> [WHAT IS BEING ASKED]
Copy every entry precisely.

** BEGIN **

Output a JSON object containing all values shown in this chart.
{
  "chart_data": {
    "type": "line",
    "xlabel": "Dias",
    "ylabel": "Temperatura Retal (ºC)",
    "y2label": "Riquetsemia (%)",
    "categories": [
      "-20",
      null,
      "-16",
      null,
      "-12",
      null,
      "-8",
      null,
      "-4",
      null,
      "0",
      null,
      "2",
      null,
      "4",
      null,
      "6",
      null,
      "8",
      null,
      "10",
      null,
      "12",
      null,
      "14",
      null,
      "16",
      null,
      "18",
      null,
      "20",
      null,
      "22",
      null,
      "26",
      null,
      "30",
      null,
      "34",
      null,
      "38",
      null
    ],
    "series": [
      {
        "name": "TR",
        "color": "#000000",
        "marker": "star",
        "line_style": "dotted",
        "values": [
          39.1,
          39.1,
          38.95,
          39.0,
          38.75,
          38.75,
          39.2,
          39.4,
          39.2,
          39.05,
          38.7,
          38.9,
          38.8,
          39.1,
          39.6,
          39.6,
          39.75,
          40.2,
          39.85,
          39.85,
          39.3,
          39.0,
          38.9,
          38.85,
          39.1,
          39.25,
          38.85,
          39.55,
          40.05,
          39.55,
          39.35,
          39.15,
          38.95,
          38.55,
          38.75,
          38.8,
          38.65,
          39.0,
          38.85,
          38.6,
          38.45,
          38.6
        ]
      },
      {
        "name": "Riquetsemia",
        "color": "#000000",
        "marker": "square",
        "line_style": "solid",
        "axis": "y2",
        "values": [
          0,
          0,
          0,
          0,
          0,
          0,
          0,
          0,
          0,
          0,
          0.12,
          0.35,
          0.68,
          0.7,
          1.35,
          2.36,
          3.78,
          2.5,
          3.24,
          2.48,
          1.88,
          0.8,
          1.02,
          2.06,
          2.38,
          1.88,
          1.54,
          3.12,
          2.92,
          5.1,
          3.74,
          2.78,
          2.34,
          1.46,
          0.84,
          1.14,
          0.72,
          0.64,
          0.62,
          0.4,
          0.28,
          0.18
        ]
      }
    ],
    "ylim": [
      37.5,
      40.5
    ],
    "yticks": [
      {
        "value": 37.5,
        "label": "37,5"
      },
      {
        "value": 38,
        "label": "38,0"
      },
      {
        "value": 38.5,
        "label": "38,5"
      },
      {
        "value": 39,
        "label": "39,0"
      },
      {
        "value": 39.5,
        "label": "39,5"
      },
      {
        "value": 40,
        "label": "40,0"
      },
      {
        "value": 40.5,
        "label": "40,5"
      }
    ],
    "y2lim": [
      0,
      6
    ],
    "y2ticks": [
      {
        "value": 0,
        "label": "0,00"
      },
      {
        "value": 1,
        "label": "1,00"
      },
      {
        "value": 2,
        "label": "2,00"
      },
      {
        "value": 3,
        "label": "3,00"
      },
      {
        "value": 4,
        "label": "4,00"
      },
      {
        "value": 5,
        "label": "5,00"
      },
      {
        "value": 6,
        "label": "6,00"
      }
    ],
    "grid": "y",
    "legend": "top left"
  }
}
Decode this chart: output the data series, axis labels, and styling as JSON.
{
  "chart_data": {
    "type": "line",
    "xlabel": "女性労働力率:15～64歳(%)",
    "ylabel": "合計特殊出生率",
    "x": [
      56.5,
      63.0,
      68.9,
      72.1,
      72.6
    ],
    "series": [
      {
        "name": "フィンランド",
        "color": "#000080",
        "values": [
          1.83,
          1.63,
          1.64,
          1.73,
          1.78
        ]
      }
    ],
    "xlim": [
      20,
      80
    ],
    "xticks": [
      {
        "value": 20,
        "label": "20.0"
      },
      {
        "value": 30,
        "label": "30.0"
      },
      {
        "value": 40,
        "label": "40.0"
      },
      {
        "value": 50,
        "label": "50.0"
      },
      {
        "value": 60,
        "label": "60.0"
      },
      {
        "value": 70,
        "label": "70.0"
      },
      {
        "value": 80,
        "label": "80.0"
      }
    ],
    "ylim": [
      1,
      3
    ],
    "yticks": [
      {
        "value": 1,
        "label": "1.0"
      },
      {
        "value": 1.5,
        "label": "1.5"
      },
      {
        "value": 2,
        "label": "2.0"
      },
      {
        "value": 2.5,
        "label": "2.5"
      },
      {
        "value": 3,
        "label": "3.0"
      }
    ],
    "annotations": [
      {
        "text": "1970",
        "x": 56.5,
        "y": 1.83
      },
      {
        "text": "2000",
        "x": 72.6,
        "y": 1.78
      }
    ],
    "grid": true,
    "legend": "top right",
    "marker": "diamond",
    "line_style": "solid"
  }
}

** END **

> [RESPONSE]
Output a JSON object containing all values shown in this chart.
{
  "chart_data": {
    "type": "line",
    "xlabel": "Dias",
    "ylabel": "Temperatura Retal (ºC)",
    "y2label": "Riquetsemia (%)",
    "categories": [
      "-20",
      null,
      "-16",
      null,
      "-12",
      null,
      "-8",
      null,
      "-4",
      null,
      "0",
      null,
      "2",
      null,
      "4",
      null,
      "6",
      null,
      "8",
      null,
      "10",
      null,
      "12",
      null,
      "14",
      null,
      "16",
      null,
      "18",
      null,
      "20",
      null,
      "22",
      null,
      "26",
      null,
      "30",
      null,
      "34",
      null,
      "38",
      null
    ],
    "series": [
      {
        "name": "TR",
        "color": "#000000",
        "marker": "star",
        "line_style": "dotted",
        "values": [
          39.1,
          39.1,
          38.95,
          39.0,
          38.75,
          38.75,
          39.2,
          39.4,
          39.2,
          39.05,
          38.7,
          38.9,
          38.8,
          39.1,
          39.6,
          39.6,
          39.75,
          40.2,
          39.85,
          39.85,
          39.3,
          39.0,
          38.9,
          38.85,
          39.1,
          39.25,
          38.85,
          39.55,
          40.05,
          39.55,
          39.35,
          39.15,
          38.95,
          38.55,
          38.75,
          38.8,
          38.65,
          39.0,
          38.85,
          38.6,
          38.45,
          38.6
        ]
      },
      {
        "name": "Riquetsemia",
        "color": "#000000",
        "marker": "square",
        "line_style": "solid",
        "axis": "y2",
        "values": [
          0,
          0,
          0,
          0,
          0,
          0,
          0,
          0,
          0,
          0,
          0.12,
          0.35,
          0.68,
          0.7,
          1.35,
          2.36,
          3.78,
          2.5,
          3.24,
          2.48,
          1.88,
          0.8,
          1.02,
          2.06,
          2.38,
          1.88,
          1.54,
          3.12,
          2.92,
          5.1,
          3.74,
          2.78,
          2.34,
          1.46,
          0.84,
          1.14,
          0.72,
          0.64,
          0.62,
          0.4,
          0.28,
          0.18
        ]
      }
    ],
    "ylim": [
      37.5,
      40.5
    ],
    "yticks": [
      {
        "value": 37.5,
        "label": "37,5"
      },
      {
        "value": 38,
        "label": "38,0"
      },
      {
        "value": 38.5,
        "label": "38,5"
      },
      {
        "value": 39,
        "label": "39,0"
      },
      {
        "value": 39.5,
        "label": "39,5"
      },
      {
        "value": 40,
        "label": "40,0"
      },
      {
        "value": 40.5,
        "label": "40,5"
      }
    ],
    "y2lim": [
      0,
      6
    ],
    "y2ticks": [
      {
        "value": 0,
        "label": "0,00"
      },
      {
        "value": 1,
        "label": "1,00"
      },
      {
        "value": 2,
        "label": "2,00"
      },
      {
        "value": 3,
        "label": "3,00"
      },
      {
        "value": 4,
        "label": "4,00"
      },
      {
        "value": 5,
        "label": "5,00"
      },
      {
        "value": 6,
        "label": "6,00"
      }
    ],
    "grid": "y",
    "legend": "top left"
  }
}
Decode this chart: output the data series, axis labels, and styling as JSON.
{
  "chart_data": {
    "type": "line",
    "xlabel": "女性労働力率:15～64歳(%)",
    "ylabel": "合計特殊出生率",
    "x": [
      56.5,
      63.0,
      68.9,
      72.1,
      72.6
    ],
    "series": [
      {
        "name": "フィンランド",
        "color": "#000080",
        "values": [
          1.83,
          1.63,
          1.64,
          1.73,
          1.78
        ]
      }
    ],
    "xlim": [
      20,
      80
    ],
    "xticks": [
      {
        "value": 20,
        "label": "20.0"
      },
      {
        "value": 30,
        "label": "30.0"
      },
      {
        "value": 40,
        "label": "40.0"
      },
      {
        "value": 50,
        "label": "50.0"
      },
      {
        "value": 60,
        "label": "60.0"
      },
      {
        "value": 70,
        "label": "70.0"
      },
      {
        "value": 80,
        "label": "80.0"
      }
    ],
    "ylim": [
      1,
      3
    ],
    "yticks": [
      {
        "value": 1,
        "label": "1.0"
      },
      {
        "value": 1.5,
        "label": "1.5"
      },
      {
        "value": 2,
        "label": "2.0"
      },
      {
        "value": 2.5,
        "label": "2.5"
      },
      {
        "value": 3,
        "label": "3.0"
      }
    ],
    "annotations": [
      {
        "text": "1970",
        "x": 56.5,
        "y": 1.83
      },
      {
        "text": "2000",
        "x": 72.6,
        "y": 1.78
      }
    ],
    "grid": true,
    "legend": "top right",
    "marker": "diamond",
    "line_style": "solid"
  }
}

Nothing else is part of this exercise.